# Start of DATA TO USE
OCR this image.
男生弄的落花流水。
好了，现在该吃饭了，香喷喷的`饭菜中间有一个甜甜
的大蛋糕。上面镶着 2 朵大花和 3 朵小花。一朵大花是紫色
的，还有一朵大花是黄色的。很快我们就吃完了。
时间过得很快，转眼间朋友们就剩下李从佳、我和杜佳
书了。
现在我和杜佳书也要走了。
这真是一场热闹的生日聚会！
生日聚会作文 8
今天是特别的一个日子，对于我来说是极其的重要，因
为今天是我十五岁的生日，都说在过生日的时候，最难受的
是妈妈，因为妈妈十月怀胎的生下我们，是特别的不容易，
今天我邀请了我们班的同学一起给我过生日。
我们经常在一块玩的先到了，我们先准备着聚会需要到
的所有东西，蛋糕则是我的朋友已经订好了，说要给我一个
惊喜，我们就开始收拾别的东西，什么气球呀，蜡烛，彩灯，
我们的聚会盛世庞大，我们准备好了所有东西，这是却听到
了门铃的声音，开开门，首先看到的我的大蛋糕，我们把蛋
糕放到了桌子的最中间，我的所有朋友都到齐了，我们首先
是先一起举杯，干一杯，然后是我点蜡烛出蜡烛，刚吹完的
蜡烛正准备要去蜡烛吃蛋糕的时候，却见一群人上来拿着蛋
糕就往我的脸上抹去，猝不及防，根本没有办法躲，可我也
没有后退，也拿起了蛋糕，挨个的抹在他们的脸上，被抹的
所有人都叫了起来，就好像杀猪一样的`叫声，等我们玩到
# End of DATA TO USE
Output each entry precisely as given.

OCR this image.
男生弄的落花流水。
好了，现在该吃饭了，香喷喷的`饭菜中间有一个甜甜
的大蛋糕。上面镶着 2 朵大花和 3 朵小花。一朵大花是紫色
的，还有一朵大花是黄色的。很快我们就吃完了。
时间过得很快，转眼间朋友们就剩下李从佳、我和杜佳
书了。
现在我和杜佳书也要走了。
这真是一场热闹的生日聚会！
生日聚会作文 8
今天是特别的一个日子，对于我来说是极其的重要，因
为今天是我十五岁的生日，都说在过生日的时候，最难受的
是妈妈，因为妈妈十月怀胎的生下我们，是特别的不容易，
今天我邀请了我们班的同学一起给我过生日。
我们经常在一块玩的先到了，我们先准备着聚会需要到
的所有东西，蛋糕则是我的朋友已经订好了，说要给我一个
惊喜，我们就开始收拾别的东西，什么气球呀，蜡烛，彩灯，
我们的聚会盛世庞大，我们准备好了所有东西，这是却听到
了门铃的声音，开开门，首先看到的我的大蛋糕，我们把蛋
糕放到了桌子的最中间，我的所有朋友都到齐了，我们首先
是先一起举杯，干一杯，然后是我点蜡烛出蜡烛，刚吹完的
蜡烛正准备要去蜡烛吃蛋糕的时候，却见一群人上来拿着蛋
糕就往我的脸上抹去，猝不及防，根本没有办法躲，可我也
没有后退，也拿起了蛋糕，挨个的抹在他们的脸上，被抹的
所有人都叫了起来，就好像杀猪一样的`叫声，等我们玩到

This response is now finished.